Write out the stretch from the start of the records through the line containing "y-tick-label: 8 xyxy=(73,130,81,147)", substituting "marker" for "data-point" and changing nothing else.

Information shown:

_ _ _ _

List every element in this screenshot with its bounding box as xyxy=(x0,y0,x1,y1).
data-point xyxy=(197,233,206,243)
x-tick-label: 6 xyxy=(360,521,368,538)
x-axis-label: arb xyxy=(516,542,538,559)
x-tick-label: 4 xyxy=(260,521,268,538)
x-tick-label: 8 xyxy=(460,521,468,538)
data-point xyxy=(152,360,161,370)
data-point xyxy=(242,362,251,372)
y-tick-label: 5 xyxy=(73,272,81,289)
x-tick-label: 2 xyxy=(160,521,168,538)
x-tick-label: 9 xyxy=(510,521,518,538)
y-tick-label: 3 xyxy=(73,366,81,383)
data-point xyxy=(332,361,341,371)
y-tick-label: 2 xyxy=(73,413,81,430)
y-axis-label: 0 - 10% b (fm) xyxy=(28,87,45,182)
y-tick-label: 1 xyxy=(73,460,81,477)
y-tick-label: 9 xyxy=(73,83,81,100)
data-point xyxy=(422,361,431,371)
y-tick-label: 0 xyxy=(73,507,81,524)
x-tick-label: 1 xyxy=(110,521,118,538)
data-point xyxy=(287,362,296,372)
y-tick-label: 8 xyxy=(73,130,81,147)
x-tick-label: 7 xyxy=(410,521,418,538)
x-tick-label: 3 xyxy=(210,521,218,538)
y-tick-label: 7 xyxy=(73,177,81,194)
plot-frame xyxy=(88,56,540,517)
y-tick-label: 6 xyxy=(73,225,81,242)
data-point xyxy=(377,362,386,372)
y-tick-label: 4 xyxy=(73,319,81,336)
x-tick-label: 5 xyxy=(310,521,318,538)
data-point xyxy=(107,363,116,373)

_ _ _ _

Response:
List every element in this screenshot with its bounding box as xyxy=(x0,y0,x1,y1).
marker xyxy=(197,233,206,243)
x-tick-label: 6 xyxy=(360,521,368,538)
x-axis-label: arb xyxy=(516,542,538,559)
x-tick-label: 4 xyxy=(260,521,268,538)
x-tick-label: 8 xyxy=(460,521,468,538)
marker xyxy=(152,360,161,370)
marker xyxy=(242,362,251,372)
y-tick-label: 5 xyxy=(73,272,81,289)
x-tick-label: 2 xyxy=(160,521,168,538)
x-tick-label: 9 xyxy=(510,521,518,538)
y-tick-label: 3 xyxy=(73,366,81,383)
marker xyxy=(332,361,341,371)
y-tick-label: 2 xyxy=(73,413,81,430)
y-axis-label: 0 - 10% b (fm) xyxy=(28,87,45,182)
y-tick-label: 1 xyxy=(73,460,81,477)
y-tick-label: 9 xyxy=(73,83,81,100)
marker xyxy=(422,361,431,371)
y-tick-label: 0 xyxy=(73,507,81,524)
x-tick-label: 1 xyxy=(110,521,118,538)
marker xyxy=(287,362,296,372)
y-tick-label: 8 xyxy=(73,130,81,147)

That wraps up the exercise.